Extracted records
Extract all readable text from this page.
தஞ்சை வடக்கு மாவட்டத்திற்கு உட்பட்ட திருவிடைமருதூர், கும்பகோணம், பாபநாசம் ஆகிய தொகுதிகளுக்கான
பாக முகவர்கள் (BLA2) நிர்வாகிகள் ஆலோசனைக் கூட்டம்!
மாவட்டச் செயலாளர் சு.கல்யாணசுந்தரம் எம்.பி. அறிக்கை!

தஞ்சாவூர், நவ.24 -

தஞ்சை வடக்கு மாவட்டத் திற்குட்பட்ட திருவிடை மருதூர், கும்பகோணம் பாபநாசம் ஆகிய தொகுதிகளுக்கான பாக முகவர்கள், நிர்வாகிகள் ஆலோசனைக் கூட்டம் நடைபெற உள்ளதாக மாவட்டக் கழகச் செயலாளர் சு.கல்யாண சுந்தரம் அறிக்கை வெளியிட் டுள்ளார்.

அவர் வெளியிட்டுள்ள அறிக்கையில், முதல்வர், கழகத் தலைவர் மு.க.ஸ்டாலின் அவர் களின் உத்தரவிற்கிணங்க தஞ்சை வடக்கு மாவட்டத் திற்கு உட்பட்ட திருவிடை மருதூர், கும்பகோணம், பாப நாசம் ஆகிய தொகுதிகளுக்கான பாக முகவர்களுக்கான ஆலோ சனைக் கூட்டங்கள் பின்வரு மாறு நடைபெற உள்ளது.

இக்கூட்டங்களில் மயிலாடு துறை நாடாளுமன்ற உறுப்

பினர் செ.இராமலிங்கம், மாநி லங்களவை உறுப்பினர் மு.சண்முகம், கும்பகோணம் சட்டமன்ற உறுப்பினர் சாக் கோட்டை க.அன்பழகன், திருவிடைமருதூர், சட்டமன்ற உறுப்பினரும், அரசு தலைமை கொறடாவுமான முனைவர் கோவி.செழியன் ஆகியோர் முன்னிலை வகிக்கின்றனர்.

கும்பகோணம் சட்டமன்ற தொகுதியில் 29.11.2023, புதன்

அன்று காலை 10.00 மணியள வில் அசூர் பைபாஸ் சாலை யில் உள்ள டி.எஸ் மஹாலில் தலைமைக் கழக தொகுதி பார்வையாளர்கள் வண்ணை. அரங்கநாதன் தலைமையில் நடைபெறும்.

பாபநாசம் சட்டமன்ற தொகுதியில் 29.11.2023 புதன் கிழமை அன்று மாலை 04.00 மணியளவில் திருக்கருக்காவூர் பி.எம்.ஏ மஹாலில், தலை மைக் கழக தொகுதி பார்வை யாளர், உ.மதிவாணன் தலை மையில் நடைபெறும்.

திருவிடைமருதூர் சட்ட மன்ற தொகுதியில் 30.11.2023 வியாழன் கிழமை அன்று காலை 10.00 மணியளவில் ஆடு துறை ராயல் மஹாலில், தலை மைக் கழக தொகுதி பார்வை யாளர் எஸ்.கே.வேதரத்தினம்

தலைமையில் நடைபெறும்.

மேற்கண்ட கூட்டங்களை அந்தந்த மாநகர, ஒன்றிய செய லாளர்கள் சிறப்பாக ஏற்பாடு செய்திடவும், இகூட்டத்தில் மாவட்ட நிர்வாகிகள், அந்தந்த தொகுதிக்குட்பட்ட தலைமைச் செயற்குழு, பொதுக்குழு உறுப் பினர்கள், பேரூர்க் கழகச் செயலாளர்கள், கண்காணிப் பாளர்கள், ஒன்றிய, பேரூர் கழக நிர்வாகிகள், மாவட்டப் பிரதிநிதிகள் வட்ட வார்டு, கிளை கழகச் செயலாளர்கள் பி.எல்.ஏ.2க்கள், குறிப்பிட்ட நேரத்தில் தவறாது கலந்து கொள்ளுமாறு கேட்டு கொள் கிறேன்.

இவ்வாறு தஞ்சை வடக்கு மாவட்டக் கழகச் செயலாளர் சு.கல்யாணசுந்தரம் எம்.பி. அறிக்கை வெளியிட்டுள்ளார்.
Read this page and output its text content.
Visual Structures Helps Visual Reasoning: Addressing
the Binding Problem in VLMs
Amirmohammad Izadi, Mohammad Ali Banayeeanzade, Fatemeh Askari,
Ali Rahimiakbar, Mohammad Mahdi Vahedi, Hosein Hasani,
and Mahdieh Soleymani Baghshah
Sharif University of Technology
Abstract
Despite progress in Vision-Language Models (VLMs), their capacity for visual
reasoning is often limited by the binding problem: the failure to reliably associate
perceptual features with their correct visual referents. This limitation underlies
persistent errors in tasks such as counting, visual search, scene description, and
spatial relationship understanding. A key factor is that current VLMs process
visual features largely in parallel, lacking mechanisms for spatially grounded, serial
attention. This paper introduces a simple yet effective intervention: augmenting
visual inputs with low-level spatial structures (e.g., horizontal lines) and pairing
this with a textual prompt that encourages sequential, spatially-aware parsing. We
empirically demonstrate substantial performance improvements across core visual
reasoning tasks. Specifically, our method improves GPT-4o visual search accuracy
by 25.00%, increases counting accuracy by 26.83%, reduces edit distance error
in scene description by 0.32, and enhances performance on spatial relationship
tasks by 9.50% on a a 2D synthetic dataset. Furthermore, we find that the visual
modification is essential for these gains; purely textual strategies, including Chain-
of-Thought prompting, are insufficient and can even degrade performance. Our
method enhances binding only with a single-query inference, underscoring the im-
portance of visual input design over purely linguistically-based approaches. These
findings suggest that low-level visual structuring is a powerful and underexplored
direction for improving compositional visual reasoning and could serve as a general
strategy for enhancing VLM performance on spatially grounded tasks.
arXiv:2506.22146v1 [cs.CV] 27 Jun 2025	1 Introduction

### STATED EXERCISE
Locate all lines in the listing above with the word "relationship". Copy them.

### OUTPUT OF THE EXERCISE
spatial relationship understanding. A key factor is that current VLMs process
in scene description by 0.32, and enhances performance on spatial relationship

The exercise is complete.